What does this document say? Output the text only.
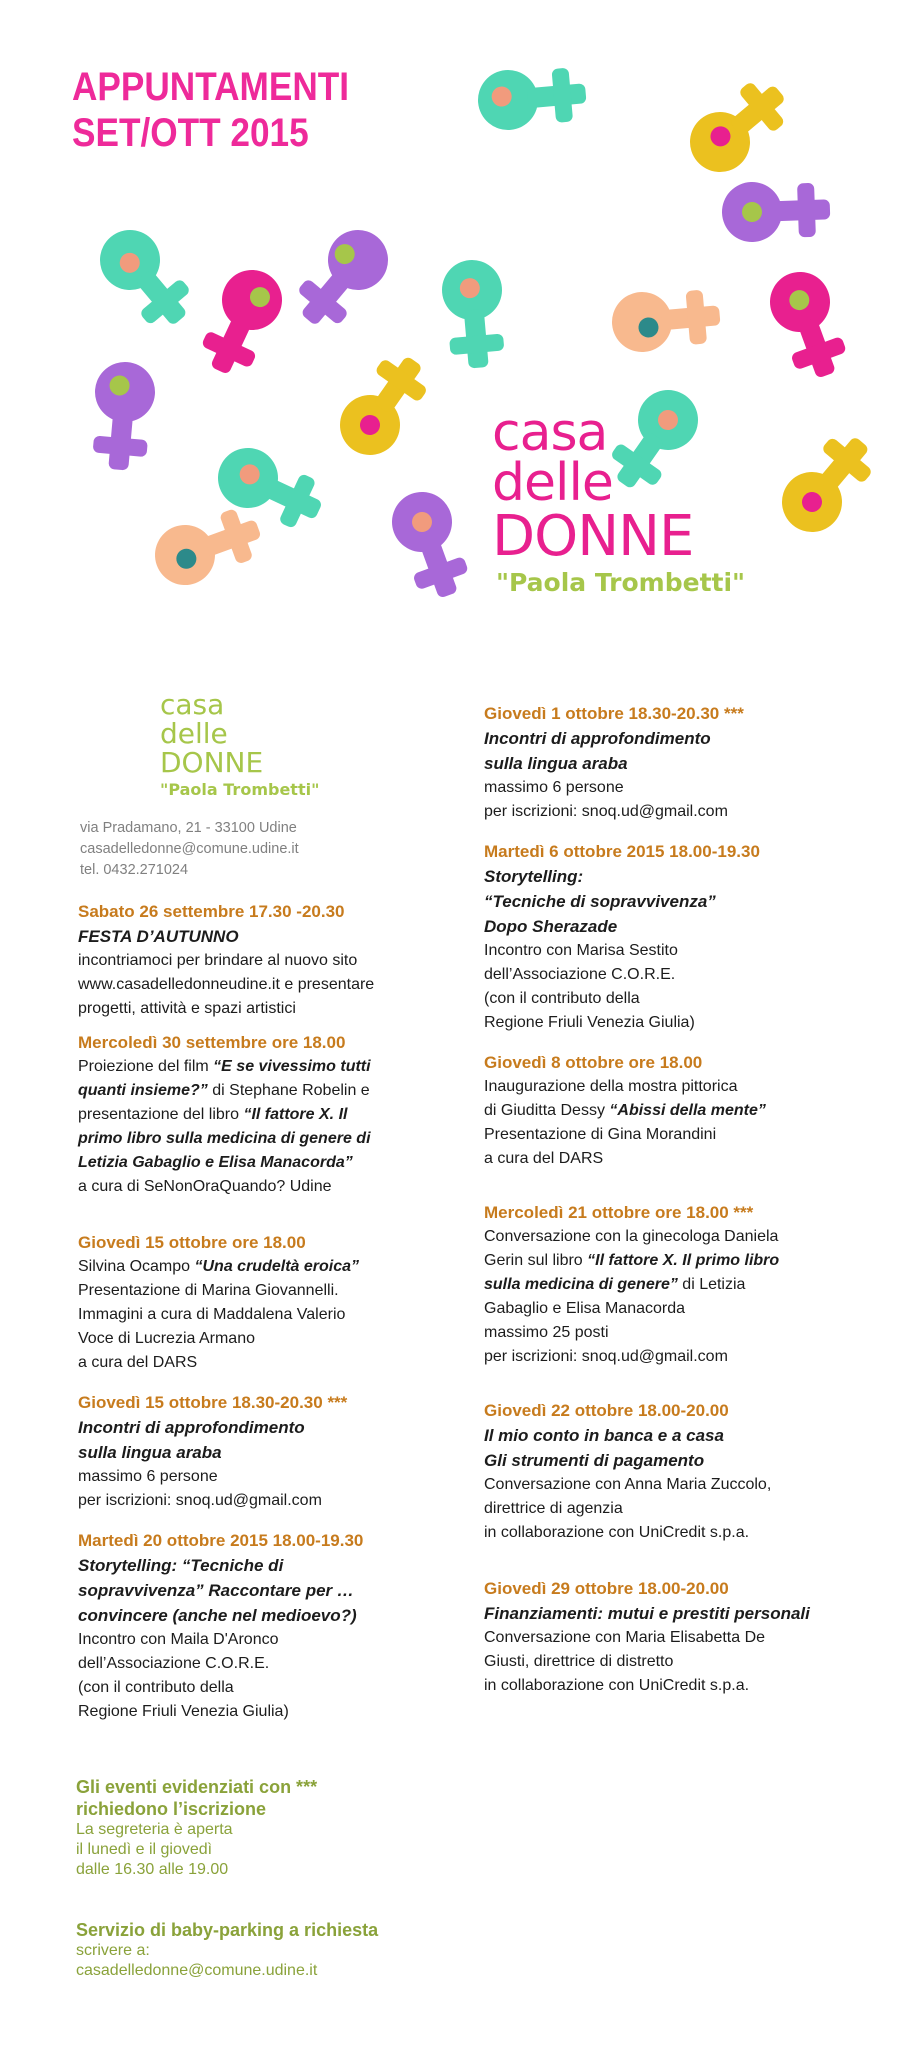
APPUNTAMENTI
SET/OTT 2015
casa
delle
DONNE
"Paola Trombetti"
casa
delle
DONNE
"Paola Trombetti"
via Pradamano, 21 - 33100 Udine
casadelledonne@comune.udine.it
tel. 0432.271024
Sabato 26 settembre 17.30 -20.30
FESTA D’AUTUNNO
incontriamoci per brindare al nuovo sito
www.casadelledonneudine.it e presentare
progetti, attività e spazi artistici
Mercoledì 30 settembre ore 18.00
Proiezione del film “E se vivessimo tutti
quanti insieme?” di Stephane Robelin e
presentazione del libro “Il fattore X. Il
primo libro sulla medicina di genere di
Letizia Gabaglio e Elisa Manacorda”
a cura di SeNonOraQuando? Udine
Giovedì 15 ottobre ore 18.00
Silvina Ocampo “Una crudeltà eroica”
Presentazione di Marina Giovannelli.
Immagini a cura di Maddalena Valerio
Voce di Lucrezia Armano
a cura del DARS
Giovedì 15 ottobre 18.30-20.30 ***
Incontri di approfondimento
sulla lingua araba
massimo 6 persone
per iscrizioni: snoq.ud@gmail.com
Martedì 20 ottobre 2015 18.00-19.30
Storytelling: “Tecniche di
sopravvivenza” Raccontare per …
convincere (anche nel medioevo?)
Incontro con Maila D'Aronco
dell’Associazione C.O.R.E.
(con il contributo della
Regione Friuli Venezia Giulia)
Giovedì 1 ottobre 18.30-20.30 ***
Incontri di approfondimento
sulla lingua araba
massimo 6 persone
per iscrizioni: snoq.ud@gmail.com
Martedì 6 ottobre 2015 18.00-19.30
Storytelling:
“Tecniche di sopravvivenza”
Dopo Sherazade
Incontro con Marisa Sestito
dell’Associazione C.O.R.E.
(con il contributo della
Regione Friuli Venezia Giulia)
Giovedì 8 ottobre ore 18.00
Inaugurazione della mostra pittorica
di Giuditta Dessy “Abissi della mente”
Presentazione di Gina Morandini
a cura del DARS
Mercoledì 21 ottobre ore 18.00 ***
Conversazione con la ginecologa Daniela
Gerin sul libro “Il fattore X. Il primo libro
sulla medicina di genere” di Letizia
Gabaglio e Elisa Manacorda
massimo 25 posti
per iscrizioni: snoq.ud@gmail.com
Giovedì 22 ottobre 18.00-20.00
Il mio conto in banca e a casa
Gli strumenti di pagamento
Conversazione con Anna Maria Zuccolo,
direttrice di agenzia
in collaborazione con UniCredit s.p.a.
Giovedì 29 ottobre 18.00-20.00
Finanziamenti: mutui e prestiti personali
Conversazione con Maria Elisabetta De
Giusti, direttrice di distretto
in collaborazione con UniCredit s.p.a.
Gli eventi evidenziati con ***
richiedono l’iscrizione
La segreteria è aperta
il lunedì e il giovedì
dalle 16.30 alle 19.00
Servizio di baby-parking a richiesta
scrivere a:
casadelledonne@comune.udine.it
_____
> [Objective] Write out the whole listing again, exactly, with no pictures.

> [Answer to this exercise]
What does this document say? Output the text only.
APPUNTAMENTI
SET/OTT 2015
casa
delle
DONNE
"Paola Trombetti"
casa
delle
DONNE
"Paola Trombetti"
via Pradamano, 21 - 33100 Udine
casadelledonne@comune.udine.it
tel. 0432.271024
Sabato 26 settembre 17.30 -20.30
FESTA D’AUTUNNO
incontriamoci per brindare al nuovo sito
www.casadelledonneudine.it e presentare
progetti, attività e spazi artistici
Mercoledì 30 settembre ore 18.00
Proiezione del film “E se vivessimo tutti
quanti insieme?” di Stephane Robelin e
presentazione del libro “Il fattore X. Il
primo libro sulla medicina di genere di
Letizia Gabaglio e Elisa Manacorda”
a cura di SeNonOraQuando? Udine
Giovedì 15 ottobre ore 18.00
Silvina Ocampo “Una crudeltà eroica”
Presentazione di Marina Giovannelli.
Immagini a cura di Maddalena Valerio
Voce di Lucrezia Armano
a cura del DARS
Giovedì 15 ottobre 18.30-20.30 ***
Incontri di approfondimento
sulla lingua araba
massimo 6 persone
per iscrizioni: snoq.ud@gmail.com
Martedì 20 ottobre 2015 18.00-19.30
Storytelling: “Tecniche di
sopravvivenza” Raccontare per …
convincere (anche nel medioevo?)
Incontro con Maila D'Aronco
dell’Associazione C.O.R.E.
(con il contributo della
Regione Friuli Venezia Giulia)
Giovedì 1 ottobre 18.30-20.30 ***
Incontri di approfondimento
sulla lingua araba
massimo 6 persone
per iscrizioni: snoq.ud@gmail.com
Martedì 6 ottobre 2015 18.00-19.30
Storytelling:
“Tecniche di sopravvivenza”
Dopo Sherazade
Incontro con Marisa Sestito
dell’Associazione C.O.R.E.
(con il contributo della
Regione Friuli Venezia Giulia)
Giovedì 8 ottobre ore 18.00
Inaugurazione della mostra pittorica
di Giuditta Dessy “Abissi della mente”
Presentazione di Gina Morandini
a cura del DARS
Mercoledì 21 ottobre ore 18.00 ***
Conversazione con la ginecologa Daniela
Gerin sul libro “Il fattore X. Il primo libro
sulla medicina di genere” di Letizia
Gabaglio e Elisa Manacorda
massimo 25 posti
per iscrizioni: snoq.ud@gmail.com
Giovedì 22 ottobre 18.00-20.00
Il mio conto in banca e a casa
Gli strumenti di pagamento
Conversazione con Anna Maria Zuccolo,
direttrice di agenzia
in collaborazione con UniCredit s.p.a.
Giovedì 29 ottobre 18.00-20.00
Finanziamenti: mutui e prestiti personali
Conversazione con Maria Elisabetta De
Giusti, direttrice di distretto
in collaborazione con UniCredit s.p.a.
Gli eventi evidenziati con ***
richiedono l’iscrizione
La segreteria è aperta
il lunedì e il giovedì
dalle 16.30 alle 19.00
Servizio di baby-parking a richiesta
scrivere a:
casadelledonne@comune.udine.it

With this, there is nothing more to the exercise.